Opis zadania:
Przepisz wszystkie poniższe pozycje bez żadnych zmian.

Zestawienie:
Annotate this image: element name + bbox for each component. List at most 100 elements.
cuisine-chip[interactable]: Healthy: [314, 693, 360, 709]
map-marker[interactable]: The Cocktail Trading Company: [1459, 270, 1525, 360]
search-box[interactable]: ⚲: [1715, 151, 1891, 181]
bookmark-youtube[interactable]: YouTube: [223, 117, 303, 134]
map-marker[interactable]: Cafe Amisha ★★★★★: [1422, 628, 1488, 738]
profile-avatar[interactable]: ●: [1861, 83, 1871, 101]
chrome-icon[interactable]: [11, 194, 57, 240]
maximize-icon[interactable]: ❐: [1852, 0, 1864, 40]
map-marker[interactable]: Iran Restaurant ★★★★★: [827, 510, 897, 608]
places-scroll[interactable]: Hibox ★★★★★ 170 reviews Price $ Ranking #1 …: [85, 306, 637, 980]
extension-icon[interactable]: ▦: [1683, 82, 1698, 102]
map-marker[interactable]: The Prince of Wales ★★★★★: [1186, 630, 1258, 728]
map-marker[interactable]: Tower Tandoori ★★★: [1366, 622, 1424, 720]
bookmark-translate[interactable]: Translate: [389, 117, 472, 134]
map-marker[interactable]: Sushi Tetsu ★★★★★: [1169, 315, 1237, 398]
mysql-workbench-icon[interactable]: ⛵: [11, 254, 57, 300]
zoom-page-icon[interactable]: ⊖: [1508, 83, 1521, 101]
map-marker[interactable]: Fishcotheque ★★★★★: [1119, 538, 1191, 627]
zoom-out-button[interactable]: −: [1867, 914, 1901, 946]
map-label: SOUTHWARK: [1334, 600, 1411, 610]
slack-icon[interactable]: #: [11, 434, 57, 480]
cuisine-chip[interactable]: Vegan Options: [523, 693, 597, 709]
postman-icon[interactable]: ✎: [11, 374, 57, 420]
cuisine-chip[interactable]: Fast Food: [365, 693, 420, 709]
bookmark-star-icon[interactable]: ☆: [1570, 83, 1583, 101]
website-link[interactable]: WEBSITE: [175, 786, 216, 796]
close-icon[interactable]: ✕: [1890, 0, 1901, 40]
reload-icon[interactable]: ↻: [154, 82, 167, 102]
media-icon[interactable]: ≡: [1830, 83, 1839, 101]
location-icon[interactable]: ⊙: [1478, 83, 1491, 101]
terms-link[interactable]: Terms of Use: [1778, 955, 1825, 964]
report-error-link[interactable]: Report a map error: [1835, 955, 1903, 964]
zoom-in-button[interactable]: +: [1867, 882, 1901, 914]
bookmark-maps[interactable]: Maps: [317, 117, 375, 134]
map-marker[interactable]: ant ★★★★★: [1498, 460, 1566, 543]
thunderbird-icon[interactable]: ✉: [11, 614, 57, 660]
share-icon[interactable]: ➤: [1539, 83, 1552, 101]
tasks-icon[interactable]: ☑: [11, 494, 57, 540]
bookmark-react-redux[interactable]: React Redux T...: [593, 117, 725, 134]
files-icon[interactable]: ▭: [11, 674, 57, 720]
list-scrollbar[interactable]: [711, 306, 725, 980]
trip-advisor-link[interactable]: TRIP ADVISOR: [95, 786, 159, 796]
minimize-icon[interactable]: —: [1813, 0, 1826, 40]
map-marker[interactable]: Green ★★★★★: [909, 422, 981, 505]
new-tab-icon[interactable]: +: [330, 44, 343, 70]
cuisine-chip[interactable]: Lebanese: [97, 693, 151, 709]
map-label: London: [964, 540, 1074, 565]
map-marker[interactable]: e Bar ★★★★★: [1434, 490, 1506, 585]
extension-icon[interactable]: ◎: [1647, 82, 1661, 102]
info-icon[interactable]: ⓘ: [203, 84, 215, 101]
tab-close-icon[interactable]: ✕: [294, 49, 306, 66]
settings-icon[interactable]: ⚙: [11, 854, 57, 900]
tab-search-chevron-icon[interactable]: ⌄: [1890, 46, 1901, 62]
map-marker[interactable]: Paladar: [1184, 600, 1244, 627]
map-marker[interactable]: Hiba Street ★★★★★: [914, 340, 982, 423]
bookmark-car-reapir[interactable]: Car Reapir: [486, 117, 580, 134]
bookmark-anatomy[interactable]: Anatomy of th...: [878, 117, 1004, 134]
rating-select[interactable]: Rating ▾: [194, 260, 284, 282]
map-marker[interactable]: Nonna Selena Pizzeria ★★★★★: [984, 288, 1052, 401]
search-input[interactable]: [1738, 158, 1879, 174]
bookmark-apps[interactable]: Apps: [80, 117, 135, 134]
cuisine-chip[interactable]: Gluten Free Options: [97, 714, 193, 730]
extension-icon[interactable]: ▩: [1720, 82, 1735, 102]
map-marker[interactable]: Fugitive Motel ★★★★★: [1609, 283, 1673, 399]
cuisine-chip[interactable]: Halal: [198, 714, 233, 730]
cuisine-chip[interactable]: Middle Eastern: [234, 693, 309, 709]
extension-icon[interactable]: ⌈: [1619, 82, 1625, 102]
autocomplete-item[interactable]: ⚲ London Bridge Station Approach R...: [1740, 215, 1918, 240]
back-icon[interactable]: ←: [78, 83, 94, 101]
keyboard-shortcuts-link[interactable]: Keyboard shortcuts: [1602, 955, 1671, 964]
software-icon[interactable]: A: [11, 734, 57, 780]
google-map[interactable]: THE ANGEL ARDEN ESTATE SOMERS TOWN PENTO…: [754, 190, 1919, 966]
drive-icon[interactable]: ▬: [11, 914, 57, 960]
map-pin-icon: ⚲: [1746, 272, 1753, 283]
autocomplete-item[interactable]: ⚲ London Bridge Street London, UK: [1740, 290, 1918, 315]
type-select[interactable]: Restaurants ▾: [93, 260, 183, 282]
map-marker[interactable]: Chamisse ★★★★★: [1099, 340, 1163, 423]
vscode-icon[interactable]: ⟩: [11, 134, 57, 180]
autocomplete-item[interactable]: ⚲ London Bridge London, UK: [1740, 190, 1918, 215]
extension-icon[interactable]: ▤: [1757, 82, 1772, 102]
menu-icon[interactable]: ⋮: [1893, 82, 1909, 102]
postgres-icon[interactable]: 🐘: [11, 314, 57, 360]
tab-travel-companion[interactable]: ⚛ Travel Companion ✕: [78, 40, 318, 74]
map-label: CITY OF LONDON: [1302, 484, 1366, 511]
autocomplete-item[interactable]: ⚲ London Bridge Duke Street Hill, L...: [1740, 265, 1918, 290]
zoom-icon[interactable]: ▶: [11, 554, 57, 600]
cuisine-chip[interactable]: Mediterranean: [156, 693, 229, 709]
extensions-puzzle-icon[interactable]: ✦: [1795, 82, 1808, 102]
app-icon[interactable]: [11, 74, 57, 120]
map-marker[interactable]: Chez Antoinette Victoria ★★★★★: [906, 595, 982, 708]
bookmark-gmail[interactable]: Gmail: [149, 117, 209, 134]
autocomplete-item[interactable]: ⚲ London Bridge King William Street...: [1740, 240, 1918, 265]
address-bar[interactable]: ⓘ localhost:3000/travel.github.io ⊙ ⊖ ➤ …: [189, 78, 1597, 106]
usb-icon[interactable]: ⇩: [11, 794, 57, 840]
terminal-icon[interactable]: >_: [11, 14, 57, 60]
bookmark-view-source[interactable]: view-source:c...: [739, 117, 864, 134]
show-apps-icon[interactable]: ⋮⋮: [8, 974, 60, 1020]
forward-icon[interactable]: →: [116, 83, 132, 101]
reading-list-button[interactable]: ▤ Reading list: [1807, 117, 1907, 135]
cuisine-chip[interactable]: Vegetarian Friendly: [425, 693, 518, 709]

Gotowa odpowiedź:
Annotate this image: element name + bbox for each component. List at most 100 elements.
cuisine-chip[interactable]: Healthy: [314, 693, 360, 709]
map-marker[interactable]: The Cocktail Trading Company: [1459, 270, 1525, 360]
search-box[interactable]: ⚲: [1715, 151, 1891, 181]
bookmark-youtube[interactable]: YouTube: [223, 117, 303, 134]
map-marker[interactable]: Cafe Amisha ★★★★★: [1422, 628, 1488, 738]
profile-avatar[interactable]: ●: [1861, 83, 1871, 101]
chrome-icon[interactable]: [11, 194, 57, 240]
maximize-icon[interactable]: ❐: [1852, 0, 1864, 40]
map-marker[interactable]: Iran Restaurant ★★★★★: [827, 510, 897, 608]
places-scroll[interactable]: Hibox ★★★★★ 170 reviews Price $ Ranking #1 …: [85, 306, 637, 980]
extension-icon[interactable]: ▦: [1683, 82, 1698, 102]
map-marker[interactable]: The Prince of Wales ★★★★★: [1186, 630, 1258, 728]
map-marker[interactable]: Tower Tandoori ★★★: [1366, 622, 1424, 720]
bookmark-translate[interactable]: Translate: [389, 117, 472, 134]
map-marker[interactable]: Sushi Tetsu ★★★★★: [1169, 315, 1237, 398]
mysql-workbench-icon[interactable]: ⛵: [11, 254, 57, 300]
zoom-page-icon[interactable]: ⊖: [1508, 83, 1521, 101]
map-marker[interactable]: Fishcotheque ★★★★★: [1119, 538, 1191, 627]
zoom-out-button[interactable]: −: [1867, 914, 1901, 946]
map-label: SOUTHWARK: [1334, 600, 1411, 610]
slack-icon[interactable]: #: [11, 434, 57, 480]
cuisine-chip[interactable]: Vegan Options: [523, 693, 597, 709]
postman-icon[interactable]: ✎: [11, 374, 57, 420]
cuisine-chip[interactable]: Fast Food: [365, 693, 420, 709]
bookmark-star-icon[interactable]: ☆: [1570, 83, 1583, 101]
website-link[interactable]: WEBSITE: [175, 786, 216, 796]
close-icon[interactable]: ✕: [1890, 0, 1901, 40]
reload-icon[interactable]: ↻: [154, 82, 167, 102]
media-icon[interactable]: ≡: [1830, 83, 1839, 101]
location-icon[interactable]: ⊙: [1478, 83, 1491, 101]
terms-link[interactable]: Terms of Use: [1778, 955, 1825, 964]
report-error-link[interactable]: Report a map error: [1835, 955, 1903, 964]
zoom-in-button[interactable]: +: [1867, 882, 1901, 914]
bookmark-maps[interactable]: Maps: [317, 117, 375, 134]
map-marker[interactable]: ant ★★★★★: [1498, 460, 1566, 543]
thunderbird-icon[interactable]: ✉: [11, 614, 57, 660]
share-icon[interactable]: ➤: [1539, 83, 1552, 101]
tasks-icon[interactable]: ☑: [11, 494, 57, 540]
bookmark-react-redux[interactable]: React Redux T...: [593, 117, 725, 134]
files-icon[interactable]: ▭: [11, 674, 57, 720]
list-scrollbar[interactable]: [711, 306, 725, 980]
trip-advisor-link[interactable]: TRIP ADVISOR: [95, 786, 159, 796]
minimize-icon[interactable]: —: [1813, 0, 1826, 40]
map-marker[interactable]: Green ★★★★★: [909, 422, 981, 505]
new-tab-icon[interactable]: +: [330, 44, 343, 70]
cuisine-chip[interactable]: Lebanese: [97, 693, 151, 709]
map-label: London: [964, 540, 1074, 565]
map-marker[interactable]: e Bar ★★★★★: [1434, 490, 1506, 585]
extension-icon[interactable]: ◎: [1647, 82, 1661, 102]
info-icon[interactable]: ⓘ: [203, 84, 215, 101]
tab-close-icon[interactable]: ✕: [294, 49, 306, 66]
settings-icon[interactable]: ⚙: [11, 854, 57, 900]
tab-search-chevron-icon[interactable]: ⌄: [1890, 46, 1901, 62]
map-marker[interactable]: Paladar: [1184, 600, 1244, 627]
map-marker[interactable]: Hiba Street ★★★★★: [914, 340, 982, 423]
bookmark-car-reapir[interactable]: Car Reapir: [486, 117, 580, 134]
bookmark-anatomy[interactable]: Anatomy of th...: [878, 117, 1004, 134]
rating-select[interactable]: Rating ▾: [194, 260, 284, 282]
map-marker[interactable]: Nonna Selena Pizzeria ★★★★★: [984, 288, 1052, 401]
search-input[interactable]: [1738, 158, 1879, 174]
bookmark-apps[interactable]: Apps: [80, 117, 135, 134]
cuisine-chip[interactable]: Gluten Free Options: [97, 714, 193, 730]
extension-icon[interactable]: ▩: [1720, 82, 1735, 102]
map-marker[interactable]: Fugitive Motel ★★★★★: [1609, 283, 1673, 399]
cuisine-chip[interactable]: Halal: [198, 714, 233, 730]
cuisine-chip[interactable]: Middle Eastern: [234, 693, 309, 709]
extension-icon[interactable]: ⌈: [1619, 82, 1625, 102]
autocomplete-item[interactable]: ⚲ London Bridge Station Approach R...: [1740, 215, 1918, 240]
back-icon[interactable]: ←: [78, 83, 94, 101]
keyboard-shortcuts-link[interactable]: Keyboard shortcuts: [1602, 955, 1671, 964]
software-icon[interactable]: A: [11, 734, 57, 780]
google-map[interactable]: THE ANGEL ARDEN ESTATE SOMERS TOWN PENTO…: [754, 190, 1919, 966]
drive-icon[interactable]: ▬: [11, 914, 57, 960]
map-pin-icon: ⚲: [1746, 272, 1753, 283]
autocomplete-item[interactable]: ⚲ London Bridge Street London, UK: [1740, 290, 1918, 315]
type-select[interactable]: Restaurants ▾: [93, 260, 183, 282]
map-marker[interactable]: Chamisse ★★★★★: [1099, 340, 1163, 423]
vscode-icon[interactable]: ⟩: [11, 134, 57, 180]
autocomplete-item[interactable]: ⚲ London Bridge London, UK: [1740, 190, 1918, 215]
extension-icon[interactable]: ▤: [1757, 82, 1772, 102]
menu-icon[interactable]: ⋮: [1893, 82, 1909, 102]
postgres-icon[interactable]: 🐘: [11, 314, 57, 360]
tab-travel-companion[interactable]: ⚛ Travel Companion ✕: [78, 40, 318, 74]
map-label: CITY OF LONDON: [1302, 484, 1366, 511]
autocomplete-item[interactable]: ⚲ London Bridge Duke Street Hill, L...: [1740, 265, 1918, 290]
zoom-icon[interactable]: ▶: [11, 554, 57, 600]
cuisine-chip[interactable]: Mediterranean: [156, 693, 229, 709]
extensions-puzzle-icon[interactable]: ✦: [1795, 82, 1808, 102]
app-icon[interactable]: [11, 74, 57, 120]
map-marker[interactable]: Chez Antoinette Victoria ★★★★★: [906, 595, 982, 708]
bookmark-gmail[interactable]: Gmail: [149, 117, 209, 134]
autocomplete-item[interactable]: ⚲ London Bridge King William Street...: [1740, 240, 1918, 265]
address-bar[interactable]: ⓘ localhost:3000/travel.github.io ⊙ ⊖ ➤ …: [189, 78, 1597, 106]
usb-icon[interactable]: ⇩: [11, 794, 57, 840]
terminal-icon[interactable]: >_: [11, 14, 57, 60]
bookmark-view-source[interactable]: view-source:c...: [739, 117, 864, 134]
show-apps-icon[interactable]: ⋮⋮: [8, 974, 60, 1020]
forward-icon[interactable]: →: [116, 83, 132, 101]
reading-list-button[interactable]: ▤ Reading list: [1807, 117, 1907, 135]
cuisine-chip[interactable]: Vegetarian Friendly: [425, 693, 518, 709]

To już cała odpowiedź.